Written instruction: Write every entry out again exactly, please, and skip the pictures.

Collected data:
::::

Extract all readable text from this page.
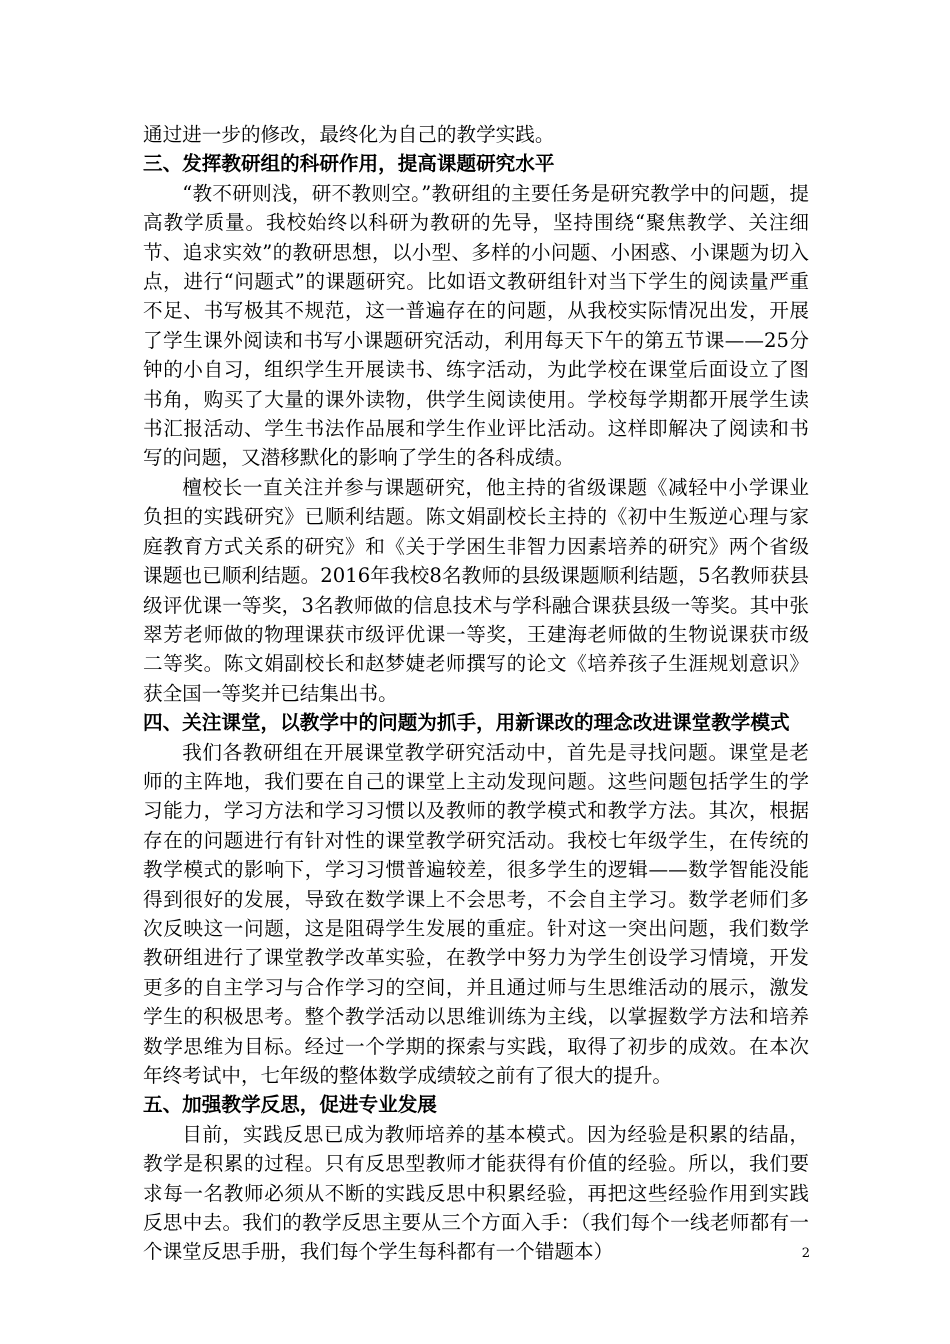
通过进一步的修改，最终化为自己的教学实践。

三、发挥教研组的科研作用，提高课题研究水平

“教不研则浅，研不教则空。”教研组的主要任务是研究教学中的问题，提高教学质量。我校始终以科研为教研的先导，坚持围绕“聚焦教学、关注细节、追求实效”的教研思想，以小型、多样的小问题、小困惑、小课题为切入点，进行“问题式”的课题研究。比如语文教研组针对当下学生的阅读量严重不足、书写极其不规范，这一普遍存在的问题，从我校实际情况出发，开展了学生课外阅读和书写小课题研究活动，利用每天下午的第五节课——25分钟的小自习，组织学生开展读书、练字活动，为此学校在课堂后面设立了图书角，购买了大量的课外读物，供学生阅读使用。学校每学期都开展学生读书汇报活动、学生书法作品展和学生作业评比活动。这样即解决了阅读和书写的问题，又潜移默化的影响了学生的各科成绩。

檀校长一直关注并参与课题研究，他主持的省级课题《减轻中小学课业负担的实践研究》已顺利结题。陈文娟副校长主持的《初中生叛逆心理与家庭教育方式关系的研究》和《关于学困生非智力因素培养的研究》两个省级课题也已顺利结题。2016年我校8名教师的县级课题顺利结题，5名教师获县级评优课一等奖，3名教师做的信息技术与学科融合课获县级一等奖。其中张翠芳老师做的物理课获市级评优课一等奖，王建海老师做的生物说课获市级二等奖。陈文娟副校长和赵梦婕老师撰写的论文《培养孩子生涯规划意识》获全国一等奖并已结集出书。

四、关注课堂，以教学中的问题为抓手，用新课改的理念改进课堂教学模式

我们各教研组在开展课堂教学研究活动中，首先是寻找问题。课堂是老师的主阵地，我们要在自己的课堂上主动发现问题。这些问题包括学生的学习能力，学习方法和学习习惯以及教师的教学模式和教学方法。其次，根据存在的问题进行有针对性的课堂教学研究活动。我校七年级学生，在传统的教学模式的影响下，学习习惯普遍较差，很多学生的逻辑——数学智能没能得到很好的发展，导致在数学课上不会思考，不会自主学习。数学老师们多次反映这一问题，这是阻碍学生发展的重症。针对这一突出问题，我们数学教研组进行了课堂教学改革实验，在教学中努力为学生创设学习情境，开发更多的自主学习与合作学习的空间，并且通过师与生思维活动的展示，激发学生的积极思考。整个教学活动以思维训练为主线，以掌握数学方法和培养数学思维为目标。经过一个学期的探索与实践，取得了初步的成效。在本次年终考试中，七年级的整体数学成绩较之前有了很大的提升。

五、加强教学反思，促进专业发展

目前，实践反思已成为教师培养的基本模式。因为经验是积累的结晶，教学是积累的过程。只有反思型教师才能获得有价值的经验。所以，我们要求每一名教师必须从不断的实践反思中积累经验，再把这些经验作用到实践反思中去。我们的教学反思主要从三个方面入手：（我们每个一线老师都有一个课堂反思手册，我们每个学生每科都有一个错题本）	2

::::

Task answer:
Extract all readable text from this page.
通过进一步的修改，最终化为自己的教学实践。

三、发挥教研组的科研作用，提高课题研究水平

“教不研则浅，研不教则空。”教研组的主要任务是研究教学中的问题，提高教学质量。我校始终以科研为教研的先导，坚持围绕“聚焦教学、关注细节、追求实效”的教研思想，以小型、多样的小问题、小困惑、小课题为切入点，进行“问题式”的课题研究。比如语文教研组针对当下学生的阅读量严重不足、书写极其不规范，这一普遍存在的问题，从我校实际情况出发，开展了学生课外阅读和书写小课题研究活动，利用每天下午的第五节课——25分钟的小自习，组织学生开展读书、练字活动，为此学校在课堂后面设立了图书角，购买了大量的课外读物，供学生阅读使用。学校每学期都开展学生读书汇报活动、学生书法作品展和学生作业评比活动。这样即解决了阅读和书写的问题，又潜移默化的影响了学生的各科成绩。

檀校长一直关注并参与课题研究，他主持的省级课题《减轻中小学课业负担的实践研究》已顺利结题。陈文娟副校长主持的《初中生叛逆心理与家庭教育方式关系的研究》和《关于学困生非智力因素培养的研究》两个省级课题也已顺利结题。2016年我校8名教师的县级课题顺利结题，5名教师获县级评优课一等奖，3名教师做的信息技术与学科融合课获县级一等奖。其中张翠芳老师做的物理课获市级评优课一等奖，王建海老师做的生物说课获市级二等奖。陈文娟副校长和赵梦婕老师撰写的论文《培养孩子生涯规划意识》获全国一等奖并已结集出书。

四、关注课堂，以教学中的问题为抓手，用新课改的理念改进课堂教学模式

我们各教研组在开展课堂教学研究活动中，首先是寻找问题。课堂是老师的主阵地，我们要在自己的课堂上主动发现问题。这些问题包括学生的学习能力，学习方法和学习习惯以及教师的教学模式和教学方法。其次，根据存在的问题进行有针对性的课堂教学研究活动。我校七年级学生，在传统的教学模式的影响下，学习习惯普遍较差，很多学生的逻辑——数学智能没能得到很好的发展，导致在数学课上不会思考，不会自主学习。数学老师们多次反映这一问题，这是阻碍学生发展的重症。针对这一突出问题，我们数学教研组进行了课堂教学改革实验，在教学中努力为学生创设学习情境，开发更多的自主学习与合作学习的空间，并且通过师与生思维活动的展示，激发学生的积极思考。整个教学活动以思维训练为主线，以掌握数学方法和培养数学思维为目标。经过一个学期的探索与实践，取得了初步的成效。在本次年终考试中，七年级的整体数学成绩较之前有了很大的提升。

五、加强教学反思，促进专业发展

目前，实践反思已成为教师培养的基本模式。因为经验是积累的结晶，教学是积累的过程。只有反思型教师才能获得有价值的经验。所以，我们要求每一名教师必须从不断的实践反思中积累经验，再把这些经验作用到实践反思中去。我们的教学反思主要从三个方面入手：（我们每个一线老师都有一个课堂反思手册，我们每个学生每科都有一个错题本）	2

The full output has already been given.